Take down each entry exactly as written.

....

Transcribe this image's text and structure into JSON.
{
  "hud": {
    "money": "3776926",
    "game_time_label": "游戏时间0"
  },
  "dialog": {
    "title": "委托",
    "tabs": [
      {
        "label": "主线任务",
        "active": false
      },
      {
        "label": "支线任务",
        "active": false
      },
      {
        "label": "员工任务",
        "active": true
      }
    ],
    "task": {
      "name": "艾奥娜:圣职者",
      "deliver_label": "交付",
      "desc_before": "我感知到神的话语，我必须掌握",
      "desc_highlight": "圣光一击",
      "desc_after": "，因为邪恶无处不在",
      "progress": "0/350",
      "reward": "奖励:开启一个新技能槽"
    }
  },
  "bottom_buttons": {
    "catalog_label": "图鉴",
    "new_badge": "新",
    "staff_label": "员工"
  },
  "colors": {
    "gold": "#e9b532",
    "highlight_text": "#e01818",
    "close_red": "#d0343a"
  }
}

....

- Solution to this task -
Transcribe this image's text and structure into JSON.
{
  "hud": {
    "money": "3776926",
    "game_time_label": "游戏时间0"
  },
  "dialog": {
    "title": "委托",
    "tabs": [
      {
        "label": "主线任务",
        "active": false
      },
      {
        "label": "支线任务",
        "active": false
      },
      {
        "label": "员工任务",
        "active": true
      }
    ],
    "task": {
      "name": "艾奥娜:圣职者",
      "deliver_label": "交付",
      "desc_before": "我感知到神的话语，我必须掌握",
      "desc_highlight": "圣光一击",
      "desc_after": "，因为邪恶无处不在",
      "progress": "0/350",
      "reward": "奖励:开启一个新技能槽"
    }
  },
  "bottom_buttons": {
    "catalog_label": "图鉴",
    "new_badge": "新",
    "staff_label": "员工"
  },
  "colors": {
    "gold": "#e9b532",
    "highlight_text": "#e01818",
    "close_red": "#d0343a"
  }
}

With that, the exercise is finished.